Extract all lines from the data beneath that include the word "bottom".
————————
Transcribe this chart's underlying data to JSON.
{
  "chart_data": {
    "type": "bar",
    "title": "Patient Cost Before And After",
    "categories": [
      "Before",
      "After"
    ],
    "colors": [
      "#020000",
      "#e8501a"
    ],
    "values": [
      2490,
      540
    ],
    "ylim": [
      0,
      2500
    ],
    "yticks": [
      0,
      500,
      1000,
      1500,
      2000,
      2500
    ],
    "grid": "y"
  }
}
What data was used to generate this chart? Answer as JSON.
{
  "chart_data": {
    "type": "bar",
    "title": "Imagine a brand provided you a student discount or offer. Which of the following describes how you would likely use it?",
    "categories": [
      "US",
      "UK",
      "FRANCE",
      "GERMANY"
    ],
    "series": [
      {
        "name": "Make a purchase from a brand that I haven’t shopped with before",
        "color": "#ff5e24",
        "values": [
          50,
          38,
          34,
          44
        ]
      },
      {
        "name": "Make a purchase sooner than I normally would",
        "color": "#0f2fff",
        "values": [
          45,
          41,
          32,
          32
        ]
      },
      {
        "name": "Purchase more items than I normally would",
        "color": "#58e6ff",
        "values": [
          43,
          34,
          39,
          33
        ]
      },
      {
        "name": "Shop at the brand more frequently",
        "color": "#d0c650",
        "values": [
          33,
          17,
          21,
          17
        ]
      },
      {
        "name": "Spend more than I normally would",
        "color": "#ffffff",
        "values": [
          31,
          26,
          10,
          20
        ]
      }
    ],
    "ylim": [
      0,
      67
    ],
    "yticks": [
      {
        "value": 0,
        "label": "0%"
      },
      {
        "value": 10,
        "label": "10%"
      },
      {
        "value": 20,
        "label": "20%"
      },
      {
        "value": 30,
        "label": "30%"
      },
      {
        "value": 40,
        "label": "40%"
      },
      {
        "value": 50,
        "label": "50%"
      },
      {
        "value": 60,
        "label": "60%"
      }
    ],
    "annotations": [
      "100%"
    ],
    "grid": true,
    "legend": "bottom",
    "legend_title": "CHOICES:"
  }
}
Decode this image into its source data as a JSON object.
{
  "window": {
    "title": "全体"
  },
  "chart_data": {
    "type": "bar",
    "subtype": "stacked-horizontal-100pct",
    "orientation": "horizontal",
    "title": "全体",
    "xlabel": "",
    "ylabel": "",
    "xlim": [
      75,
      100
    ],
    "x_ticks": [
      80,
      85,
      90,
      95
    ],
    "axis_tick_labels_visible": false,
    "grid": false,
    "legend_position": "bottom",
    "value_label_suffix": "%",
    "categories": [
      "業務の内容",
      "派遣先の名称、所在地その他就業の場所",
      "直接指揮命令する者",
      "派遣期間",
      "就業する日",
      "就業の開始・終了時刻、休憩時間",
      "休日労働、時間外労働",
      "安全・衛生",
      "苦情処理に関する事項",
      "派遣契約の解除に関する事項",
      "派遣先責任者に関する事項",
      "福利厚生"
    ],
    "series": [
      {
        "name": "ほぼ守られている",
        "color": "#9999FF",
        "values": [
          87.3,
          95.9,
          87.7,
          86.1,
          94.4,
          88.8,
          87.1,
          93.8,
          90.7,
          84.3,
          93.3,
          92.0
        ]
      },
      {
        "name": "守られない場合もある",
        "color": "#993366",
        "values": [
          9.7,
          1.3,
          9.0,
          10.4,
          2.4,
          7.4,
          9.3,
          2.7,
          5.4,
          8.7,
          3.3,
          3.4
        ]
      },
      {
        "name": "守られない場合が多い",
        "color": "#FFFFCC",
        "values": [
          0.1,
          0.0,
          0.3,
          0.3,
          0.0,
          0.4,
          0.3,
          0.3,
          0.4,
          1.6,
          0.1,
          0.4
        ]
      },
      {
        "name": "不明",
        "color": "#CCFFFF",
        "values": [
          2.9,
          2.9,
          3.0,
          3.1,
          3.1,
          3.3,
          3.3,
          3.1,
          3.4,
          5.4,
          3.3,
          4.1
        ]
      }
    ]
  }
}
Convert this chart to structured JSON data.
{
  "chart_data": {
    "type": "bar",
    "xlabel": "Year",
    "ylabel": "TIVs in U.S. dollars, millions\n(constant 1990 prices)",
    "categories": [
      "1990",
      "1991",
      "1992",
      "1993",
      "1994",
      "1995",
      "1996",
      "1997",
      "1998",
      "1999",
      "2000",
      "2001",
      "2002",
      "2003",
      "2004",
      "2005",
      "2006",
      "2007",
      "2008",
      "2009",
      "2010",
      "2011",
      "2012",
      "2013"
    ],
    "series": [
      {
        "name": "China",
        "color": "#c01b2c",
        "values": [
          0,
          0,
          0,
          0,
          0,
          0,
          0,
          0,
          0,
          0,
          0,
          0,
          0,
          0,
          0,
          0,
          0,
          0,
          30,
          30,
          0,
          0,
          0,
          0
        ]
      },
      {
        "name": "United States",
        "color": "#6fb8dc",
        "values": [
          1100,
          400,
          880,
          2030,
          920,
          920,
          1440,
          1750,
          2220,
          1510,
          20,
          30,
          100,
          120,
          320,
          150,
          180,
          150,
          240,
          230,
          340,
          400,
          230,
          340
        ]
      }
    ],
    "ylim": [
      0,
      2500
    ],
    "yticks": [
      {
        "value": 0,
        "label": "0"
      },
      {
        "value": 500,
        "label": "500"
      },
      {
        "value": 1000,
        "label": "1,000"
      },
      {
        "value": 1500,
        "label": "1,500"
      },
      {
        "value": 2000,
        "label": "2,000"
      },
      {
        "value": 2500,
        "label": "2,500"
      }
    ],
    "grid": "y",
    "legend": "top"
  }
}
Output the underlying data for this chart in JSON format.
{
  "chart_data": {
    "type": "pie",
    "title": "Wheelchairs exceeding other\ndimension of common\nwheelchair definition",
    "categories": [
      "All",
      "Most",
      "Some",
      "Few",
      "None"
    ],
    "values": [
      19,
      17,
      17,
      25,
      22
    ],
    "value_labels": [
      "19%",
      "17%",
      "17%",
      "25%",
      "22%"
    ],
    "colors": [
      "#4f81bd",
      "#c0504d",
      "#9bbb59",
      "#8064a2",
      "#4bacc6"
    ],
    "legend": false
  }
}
————————
## Result of this task
    "legend": "bottom",
    "legend_position": "bottom",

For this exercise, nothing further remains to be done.